%%
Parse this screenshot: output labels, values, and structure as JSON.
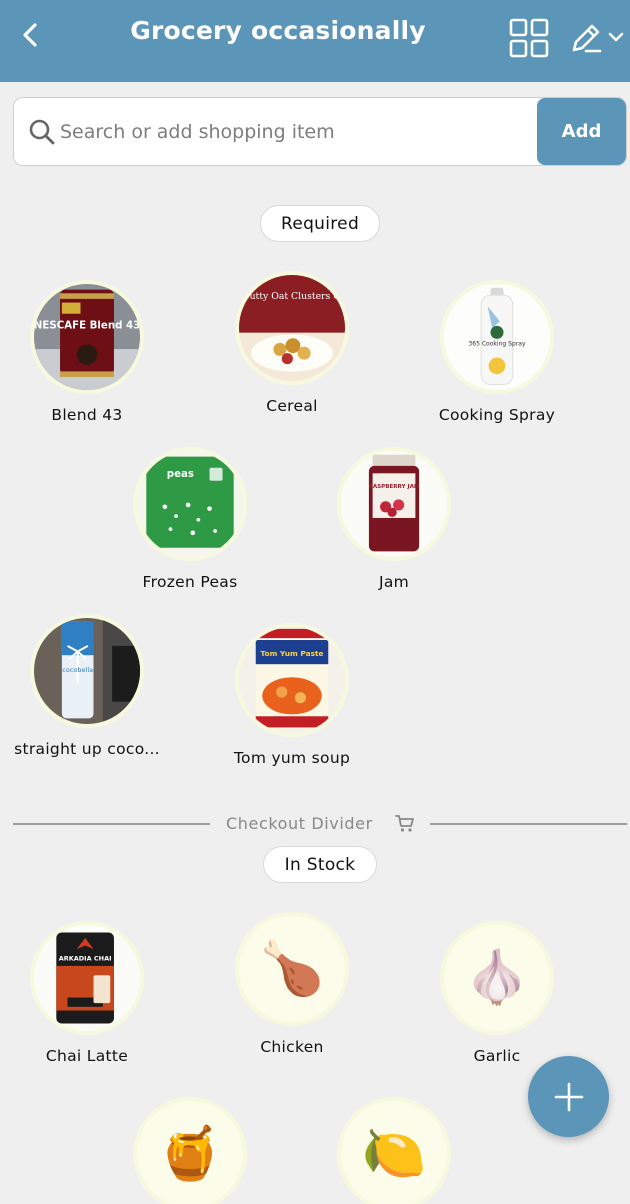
{
  "header": {
    "title": "Grocery occasionally",
    "back_icon": "chevron-left-icon",
    "grid_icon": "grid-view-icon",
    "edit_icon": "pencil-icon",
    "bg_color": "#5b95b8"
  },
  "search": {
    "placeholder": "Search or add shopping item",
    "value": "",
    "add_label": "Add"
  },
  "required": {
    "label": "Required",
    "items": [
      {
        "name": "Blend 43",
        "image": "nescafe-blend-43-tin",
        "image_text": "NESCAFE Blend 43"
      },
      {
        "name": "Cereal",
        "image": "super-nutty-oat-clusters-box",
        "image_text": "Super Nutty Oat Clusters CEREAL"
      },
      {
        "name": "Cooking Spray",
        "image": "cooking-spray-can",
        "image_text": "365 Cooking Spray"
      },
      {
        "name": "Frozen Peas",
        "image": "frozen-peas-bag",
        "image_text": "peas"
      },
      {
        "name": "Jam",
        "image": "raspberry-jam-jar",
        "image_text": "RASPBERRY JAM"
      },
      {
        "name": "straight up coco...",
        "image": "cocobella-coconut-water",
        "image_text": "cocobella"
      },
      {
        "name": "Tom yum soup",
        "image": "tom-yum-paste-jar",
        "image_text": "Tom Yum Paste"
      }
    ]
  },
  "divider": {
    "label": "Checkout Divider",
    "icon": "cart-icon"
  },
  "in_stock": {
    "label": "In Stock",
    "items": [
      {
        "name": "Chai Latte",
        "image": "arkadia-chai-tin",
        "image_text": "ARKADIA CHAI"
      },
      {
        "name": "Chicken",
        "emoji": "🍗",
        "icon": "chicken-leg-icon"
      },
      {
        "name": "Garlic",
        "emoji": "🧄",
        "icon": "garlic-icon"
      },
      {
        "name": "",
        "emoji": "🍯",
        "icon": "honey-pot-icon"
      },
      {
        "name": "",
        "emoji": "🍋",
        "icon": "lemon-icon"
      }
    ]
  },
  "fab": {
    "icon": "plus-icon"
  }
}
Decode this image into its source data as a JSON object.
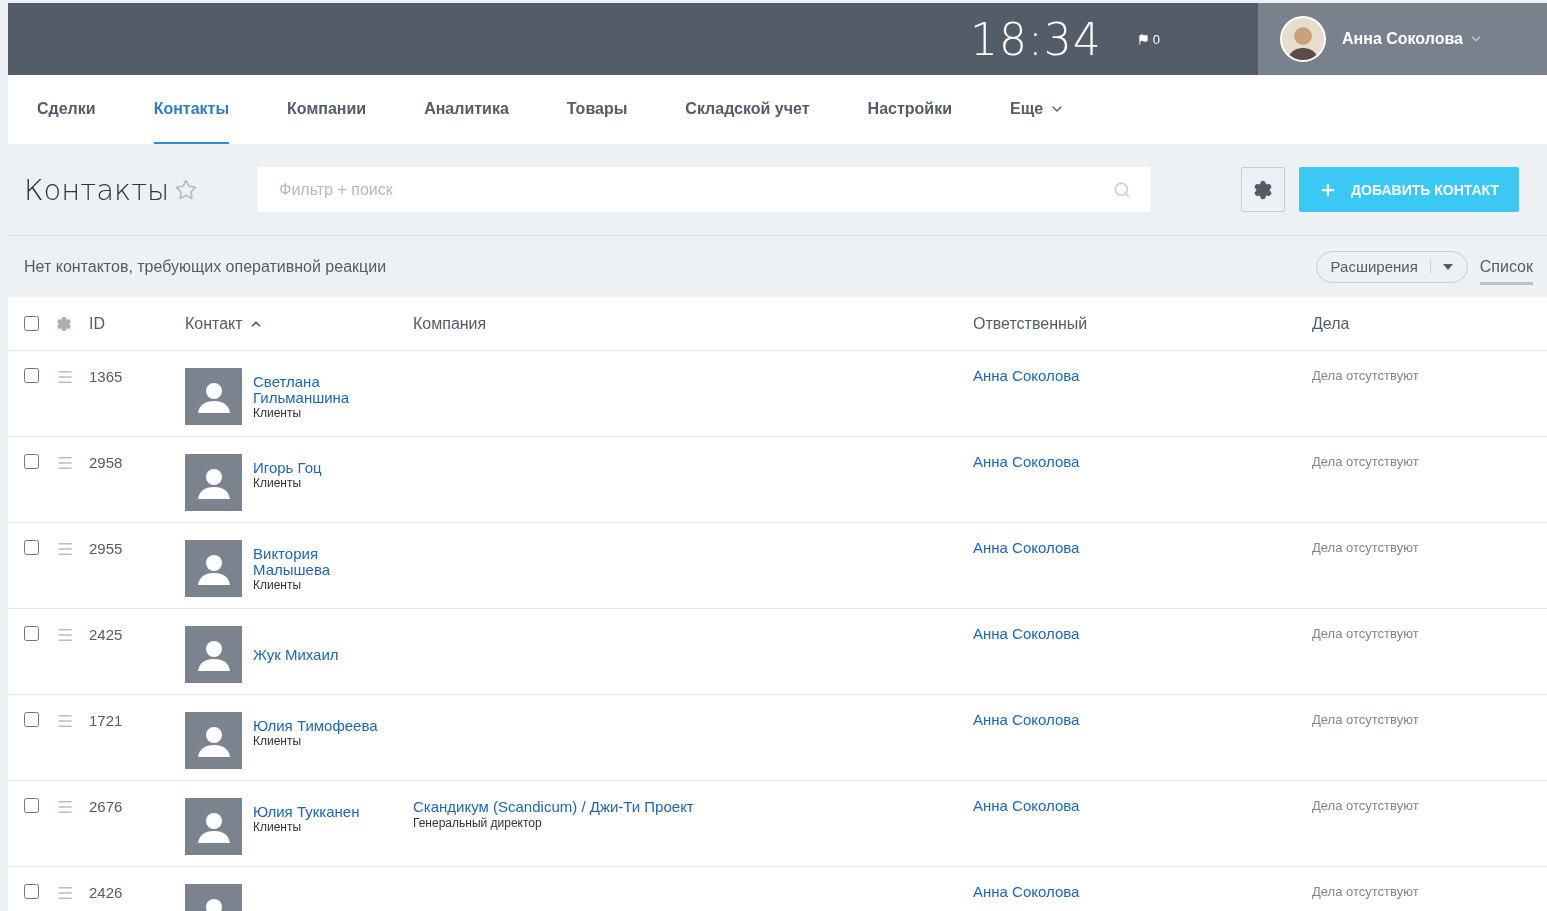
{
  "topbar": {
    "time": "18:34",
    "flag_count": "0",
    "user": {
      "name": "Анна Соколова"
    }
  },
  "nav": [
    {
      "label": "Сделки",
      "selected": false,
      "kind": "link"
    },
    {
      "label": "Контакты",
      "selected": true,
      "kind": "link"
    },
    {
      "label": "Компании",
      "selected": false,
      "kind": "link"
    },
    {
      "label": "Аналитика",
      "selected": false,
      "kind": "link"
    },
    {
      "label": "Товары",
      "selected": false,
      "kind": "link"
    },
    {
      "label": "Складской учет",
      "selected": false,
      "kind": "link"
    },
    {
      "label": "Настройки",
      "selected": false,
      "kind": "link"
    },
    {
      "label": "Еще",
      "selected": false,
      "kind": "menu"
    }
  ],
  "header": {
    "title": "Контакты",
    "favorite": false,
    "search": {
      "placeholder": "Фильтр + поиск"
    },
    "add_button": "ДОБАВИТЬ КОНТАКТ"
  },
  "notice": "Нет контактов, требующих оперативной реакции",
  "extensions_button": "Расширения",
  "view_tab": {
    "label": "Список",
    "selected": true
  },
  "table": {
    "select_all": {
      "checked": false
    },
    "columns": [
      {
        "label": "ID",
        "sorted": false
      },
      {
        "label": "Контакт",
        "sorted": true
      },
      {
        "label": "Компания",
        "sorted": false
      },
      {
        "label": "Ответственный",
        "sorted": false
      },
      {
        "label": "Дела",
        "sorted": false
      }
    ],
    "rows": [
      {
        "checked": false,
        "id": "1365",
        "name": "Светлана Гильманшина",
        "group": "Клиенты",
        "responsible": "Анна Соколова",
        "tasks": "Дела отсутствуют"
      },
      {
        "checked": false,
        "id": "2958",
        "name": "Игорь Гоц",
        "group": "Клиенты",
        "responsible": "Анна Соколова",
        "tasks": "Дела отсутствуют"
      },
      {
        "checked": false,
        "id": "2955",
        "name": "Виктория Малышева",
        "group": "Клиенты",
        "responsible": "Анна Соколова",
        "tasks": "Дела отсутствуют"
      },
      {
        "checked": false,
        "id": "2425",
        "name": "Жук Михаил",
        "responsible": "Анна Соколова",
        "tasks": "Дела отсутствуют"
      },
      {
        "checked": false,
        "id": "1721",
        "name": "Юлия Тимофеева",
        "group": "Клиенты",
        "responsible": "Анна Соколова",
        "tasks": "Дела отсутствуют"
      },
      {
        "checked": false,
        "id": "2676",
        "name": "Юлия Тукканен",
        "group": "Клиенты",
        "company": "Скандикум (Scandicum) / Джи-Ти Проект",
        "company_role": "Генеральный директор",
        "responsible": "Анна Соколова",
        "tasks": "Дела отсутствуют"
      },
      {
        "checked": false,
        "id": "2426",
        "responsible": "Анна Соколова",
        "tasks": "Дела отсутствуют"
      }
    ]
  }
}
%%
§ **What is being asked**: Write the full listing out again with every line unchanged, but include no pictures.

§ **Task output**:
Parse this screenshot: output labels, values, and structure as JSON.
{
  "header": {
    "title": "Grocery occasionally",
    "back_icon": "chevron-left-icon",
    "grid_icon": "grid-view-icon",
    "edit_icon": "pencil-icon",
    "bg_color": "#5b95b8"
  },
  "search": {
    "placeholder": "Search or add shopping item",
    "value": "",
    "add_label": "Add"
  },
  "required": {
    "label": "Required",
    "items": [
      {
        "name": "Blend 43",
        "image": "nescafe-blend-43-tin",
        "image_text": "NESCAFE Blend 43"
      },
      {
        "name": "Cereal",
        "image": "super-nutty-oat-clusters-box",
        "image_text": "Super Nutty Oat Clusters CEREAL"
      },
      {
        "name": "Cooking Spray",
        "image": "cooking-spray-can",
        "image_text": "365 Cooking Spray"
      },
      {
        "name": "Frozen Peas",
        "image": "frozen-peas-bag",
        "image_text": "peas"
      },
      {
        "name": "Jam",
        "image": "raspberry-jam-jar",
        "image_text": "RASPBERRY JAM"
      },
      {
        "name": "straight up coco...",
        "image": "cocobella-coconut-water",
        "image_text": "cocobella"
      },
      {
        "name": "Tom yum soup",
        "image": "tom-yum-paste-jar",
        "image_text": "Tom Yum Paste"
      }
    ]
  },
  "divider": {
    "label": "Checkout Divider",
    "icon": "cart-icon"
  },
  "in_stock": {
    "label": "In Stock",
    "items": [
      {
        "name": "Chai Latte",
        "image": "arkadia-chai-tin",
        "image_text": "ARKADIA CHAI"
      },
      {
        "name": "Chicken",
        "emoji": "🍗",
        "icon": "chicken-leg-icon"
      },
      {
        "name": "Garlic",
        "emoji": "🧄",
        "icon": "garlic-icon"
      },
      {
        "name": "",
        "emoji": "🍯",
        "icon": "honey-pot-icon"
      },
      {
        "name": "",
        "emoji": "🍋",
        "icon": "lemon-icon"
      }
    ]
  },
  "fab": {
    "icon": "plus-icon"
  }
}
Decode this image into its source data as a JSON object.
{
  "topbar": {
    "time": "18:34",
    "flag_count": "0",
    "user": {
      "name": "Анна Соколова"
    }
  },
  "nav": [
    {
      "label": "Сделки",
      "selected": false,
      "kind": "link"
    },
    {
      "label": "Контакты",
      "selected": true,
      "kind": "link"
    },
    {
      "label": "Компании",
      "selected": false,
      "kind": "link"
    },
    {
      "label": "Аналитика",
      "selected": false,
      "kind": "link"
    },
    {
      "label": "Товары",
      "selected": false,
      "kind": "link"
    },
    {
      "label": "Складской учет",
      "selected": false,
      "kind": "link"
    },
    {
      "label": "Настройки",
      "selected": false,
      "kind": "link"
    },
    {
      "label": "Еще",
      "selected": false,
      "kind": "menu"
    }
  ],
  "header": {
    "title": "Контакты",
    "favorite": false,
    "search": {
      "placeholder": "Фильтр + поиск"
    },
    "add_button": "ДОБАВИТЬ КОНТАКТ"
  },
  "notice": "Нет контактов, требующих оперативной реакции",
  "extensions_button": "Расширения",
  "view_tab": {
    "label": "Список",
    "selected": true
  },
  "table": {
    "select_all": {
      "checked": false
    },
    "columns": [
      {
        "label": "ID",
        "sorted": false
      },
      {
        "label": "Контакт",
        "sorted": true
      },
      {
        "label": "Компания",
        "sorted": false
      },
      {
        "label": "Ответственный",
        "sorted": false
      },
      {
        "label": "Дела",
        "sorted": false
      }
    ],
    "rows": [
      {
        "checked": false,
        "id": "1365",
        "name": "Светлана Гильманшина",
        "group": "Клиенты",
        "responsible": "Анна Соколова",
        "tasks": "Дела отсутствуют"
      },
      {
        "checked": false,
        "id": "2958",
        "name": "Игорь Гоц",
        "group": "Клиенты",
        "responsible": "Анна Соколова",
        "tasks": "Дела отсутствуют"
      },
      {
        "checked": false,
        "id": "2955",
        "name": "Виктория Малышева",
        "group": "Клиенты",
        "responsible": "Анна Соколова",
        "tasks": "Дела отсутствуют"
      },
      {
        "checked": false,
        "id": "2425",
        "name": "Жук Михаил",
        "responsible": "Анна Соколова",
        "tasks": "Дела отсутствуют"
      },
      {
        "checked": false,
        "id": "1721",
        "name": "Юлия Тимофеева",
        "group": "Клиенты",
        "responsible": "Анна Соколова",
        "tasks": "Дела отсутствуют"
      },
      {
        "checked": false,
        "id": "2676",
        "name": "Юлия Тукканен",
        "group": "Клиенты",
        "company": "Скандикум (Scandicum) / Джи-Ти Проект",
        "company_role": "Генеральный директор",
        "responsible": "Анна Соколова",
        "tasks": "Дела отсутствуют"
      },
      {
        "checked": false,
        "id": "2426",
        "responsible": "Анна Соколова",
        "tasks": "Дела отсутствуют"
      }
    ]
  }
}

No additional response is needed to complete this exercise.